→ **Problem to work on**: Would you set down every entry shown below, precisely as written?

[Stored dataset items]
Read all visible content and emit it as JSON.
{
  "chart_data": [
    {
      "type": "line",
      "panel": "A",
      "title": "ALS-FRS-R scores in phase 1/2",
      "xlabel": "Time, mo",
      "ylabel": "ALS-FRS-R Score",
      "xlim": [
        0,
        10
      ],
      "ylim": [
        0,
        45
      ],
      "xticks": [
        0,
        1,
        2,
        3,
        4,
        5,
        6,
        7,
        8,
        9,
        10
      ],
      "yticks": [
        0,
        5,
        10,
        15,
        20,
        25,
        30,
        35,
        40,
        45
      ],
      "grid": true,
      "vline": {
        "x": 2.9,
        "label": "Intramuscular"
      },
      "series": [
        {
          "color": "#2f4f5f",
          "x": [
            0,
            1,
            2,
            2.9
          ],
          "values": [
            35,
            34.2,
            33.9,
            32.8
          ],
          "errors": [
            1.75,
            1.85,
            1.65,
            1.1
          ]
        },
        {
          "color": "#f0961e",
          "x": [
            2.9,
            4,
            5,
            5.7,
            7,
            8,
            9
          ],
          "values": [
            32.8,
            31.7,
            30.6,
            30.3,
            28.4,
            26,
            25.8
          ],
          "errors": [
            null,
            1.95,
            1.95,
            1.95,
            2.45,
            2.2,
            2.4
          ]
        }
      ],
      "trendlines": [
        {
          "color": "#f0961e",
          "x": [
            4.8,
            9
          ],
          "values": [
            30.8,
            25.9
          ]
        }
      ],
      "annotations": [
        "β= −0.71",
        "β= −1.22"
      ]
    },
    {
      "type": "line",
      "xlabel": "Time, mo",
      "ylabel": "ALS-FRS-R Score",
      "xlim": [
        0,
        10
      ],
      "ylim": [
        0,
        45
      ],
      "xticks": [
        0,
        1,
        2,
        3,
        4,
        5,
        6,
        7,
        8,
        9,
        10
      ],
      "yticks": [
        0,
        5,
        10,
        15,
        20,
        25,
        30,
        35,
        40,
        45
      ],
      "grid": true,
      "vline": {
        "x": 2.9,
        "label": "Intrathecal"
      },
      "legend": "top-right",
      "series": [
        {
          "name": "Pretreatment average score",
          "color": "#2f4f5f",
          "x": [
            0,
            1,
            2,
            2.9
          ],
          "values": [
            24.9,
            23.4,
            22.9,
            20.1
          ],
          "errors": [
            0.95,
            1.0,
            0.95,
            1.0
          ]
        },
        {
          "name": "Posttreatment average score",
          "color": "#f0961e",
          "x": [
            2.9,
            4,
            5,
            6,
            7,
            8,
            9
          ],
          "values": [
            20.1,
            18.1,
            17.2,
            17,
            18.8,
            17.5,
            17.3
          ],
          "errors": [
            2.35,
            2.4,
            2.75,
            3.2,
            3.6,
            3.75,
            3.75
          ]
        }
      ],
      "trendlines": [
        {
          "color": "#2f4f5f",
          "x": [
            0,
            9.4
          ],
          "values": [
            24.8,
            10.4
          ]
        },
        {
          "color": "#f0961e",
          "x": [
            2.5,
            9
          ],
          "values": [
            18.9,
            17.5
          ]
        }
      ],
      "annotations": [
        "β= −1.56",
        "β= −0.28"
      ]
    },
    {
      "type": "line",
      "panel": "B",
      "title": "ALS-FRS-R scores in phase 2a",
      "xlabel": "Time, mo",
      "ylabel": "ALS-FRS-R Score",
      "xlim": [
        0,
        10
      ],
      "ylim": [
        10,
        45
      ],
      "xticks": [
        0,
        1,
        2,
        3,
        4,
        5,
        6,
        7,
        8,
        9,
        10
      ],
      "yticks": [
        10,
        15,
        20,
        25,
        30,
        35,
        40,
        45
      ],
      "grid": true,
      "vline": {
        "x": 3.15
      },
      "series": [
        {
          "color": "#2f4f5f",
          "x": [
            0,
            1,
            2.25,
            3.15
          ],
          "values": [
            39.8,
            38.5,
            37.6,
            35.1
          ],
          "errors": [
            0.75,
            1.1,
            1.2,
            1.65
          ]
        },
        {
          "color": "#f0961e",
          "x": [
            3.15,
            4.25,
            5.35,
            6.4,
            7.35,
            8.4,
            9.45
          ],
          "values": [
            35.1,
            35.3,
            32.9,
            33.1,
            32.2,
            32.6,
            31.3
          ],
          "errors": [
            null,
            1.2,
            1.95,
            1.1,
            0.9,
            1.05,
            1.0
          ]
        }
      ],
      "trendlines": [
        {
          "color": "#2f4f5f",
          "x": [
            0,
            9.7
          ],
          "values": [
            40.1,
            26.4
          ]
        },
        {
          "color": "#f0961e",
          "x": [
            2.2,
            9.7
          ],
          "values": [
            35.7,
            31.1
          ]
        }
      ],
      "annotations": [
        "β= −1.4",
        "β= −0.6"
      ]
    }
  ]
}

→ **Answer to the problem**:
Read all visible content and emit it as JSON.
{
  "chart_data": [
    {
      "type": "line",
      "panel": "A",
      "title": "ALS-FRS-R scores in phase 1/2",
      "xlabel": "Time, mo",
      "ylabel": "ALS-FRS-R Score",
      "xlim": [
        0,
        10
      ],
      "ylim": [
        0,
        45
      ],
      "xticks": [
        0,
        1,
        2,
        3,
        4,
        5,
        6,
        7,
        8,
        9,
        10
      ],
      "yticks": [
        0,
        5,
        10,
        15,
        20,
        25,
        30,
        35,
        40,
        45
      ],
      "grid": true,
      "vline": {
        "x": 2.9,
        "label": "Intramuscular"
      },
      "series": [
        {
          "color": "#2f4f5f",
          "x": [
            0,
            1,
            2,
            2.9
          ],
          "values": [
            35,
            34.2,
            33.9,
            32.8
          ],
          "errors": [
            1.75,
            1.85,
            1.65,
            1.1
          ]
        },
        {
          "color": "#f0961e",
          "x": [
            2.9,
            4,
            5,
            5.7,
            7,
            8,
            9
          ],
          "values": [
            32.8,
            31.7,
            30.6,
            30.3,
            28.4,
            26,
            25.8
          ],
          "errors": [
            null,
            1.95,
            1.95,
            1.95,
            2.45,
            2.2,
            2.4
          ]
        }
      ],
      "trendlines": [
        {
          "color": "#f0961e",
          "x": [
            4.8,
            9
          ],
          "values": [
            30.8,
            25.9
          ]
        }
      ],
      "annotations": [
        "β= −0.71",
        "β= −1.22"
      ]
    },
    {
      "type": "line",
      "xlabel": "Time, mo",
      "ylabel": "ALS-FRS-R Score",
      "xlim": [
        0,
        10
      ],
      "ylim": [
        0,
        45
      ],
      "xticks": [
        0,
        1,
        2,
        3,
        4,
        5,
        6,
        7,
        8,
        9,
        10
      ],
      "yticks": [
        0,
        5,
        10,
        15,
        20,
        25,
        30,
        35,
        40,
        45
      ],
      "grid": true,
      "vline": {
        "x": 2.9,
        "label": "Intrathecal"
      },
      "legend": "top-right",
      "series": [
        {
          "name": "Pretreatment average score",
          "color": "#2f4f5f",
          "x": [
            0,
            1,
            2,
            2.9
          ],
          "values": [
            24.9,
            23.4,
            22.9,
            20.1
          ],
          "errors": [
            0.95,
            1.0,
            0.95,
            1.0
          ]
        },
        {
          "name": "Posttreatment average score",
          "color": "#f0961e",
          "x": [
            2.9,
            4,
            5,
            6,
            7,
            8,
            9
          ],
          "values": [
            20.1,
            18.1,
            17.2,
            17,
            18.8,
            17.5,
            17.3
          ],
          "errors": [
            2.35,
            2.4,
            2.75,
            3.2,
            3.6,
            3.75,
            3.75
          ]
        }
      ],
      "trendlines": [
        {
          "color": "#2f4f5f",
          "x": [
            0,
            9.4
          ],
          "values": [
            24.8,
            10.4
          ]
        },
        {
          "color": "#f0961e",
          "x": [
            2.5,
            9
          ],
          "values": [
            18.9,
            17.5
          ]
        }
      ],
      "annotations": [
        "β= −1.56",
        "β= −0.28"
      ]
    },
    {
      "type": "line",
      "panel": "B",
      "title": "ALS-FRS-R scores in phase 2a",
      "xlabel": "Time, mo",
      "ylabel": "ALS-FRS-R Score",
      "xlim": [
        0,
        10
      ],
      "ylim": [
        10,
        45
      ],
      "xticks": [
        0,
        1,
        2,
        3,
        4,
        5,
        6,
        7,
        8,
        9,
        10
      ],
      "yticks": [
        10,
        15,
        20,
        25,
        30,
        35,
        40,
        45
      ],
      "grid": true,
      "vline": {
        "x": 3.15
      },
      "series": [
        {
          "color": "#2f4f5f",
          "x": [
            0,
            1,
            2.25,
            3.15
          ],
          "values": [
            39.8,
            38.5,
            37.6,
            35.1
          ],
          "errors": [
            0.75,
            1.1,
            1.2,
            1.65
          ]
        },
        {
          "color": "#f0961e",
          "x": [
            3.15,
            4.25,
            5.35,
            6.4,
            7.35,
            8.4,
            9.45
          ],
          "values": [
            35.1,
            35.3,
            32.9,
            33.1,
            32.2,
            32.6,
            31.3
          ],
          "errors": [
            null,
            1.2,
            1.95,
            1.1,
            0.9,
            1.05,
            1.0
          ]
        }
      ],
      "trendlines": [
        {
          "color": "#2f4f5f",
          "x": [
            0,
            9.7
          ],
          "values": [
            40.1,
            26.4
          ]
        },
        {
          "color": "#f0961e",
          "x": [
            2.2,
            9.7
          ],
          "values": [
            35.7,
            31.1
          ]
        }
      ],
      "annotations": [
        "β= −1.4",
        "β= −0.6"
      ]
    }
  ]
}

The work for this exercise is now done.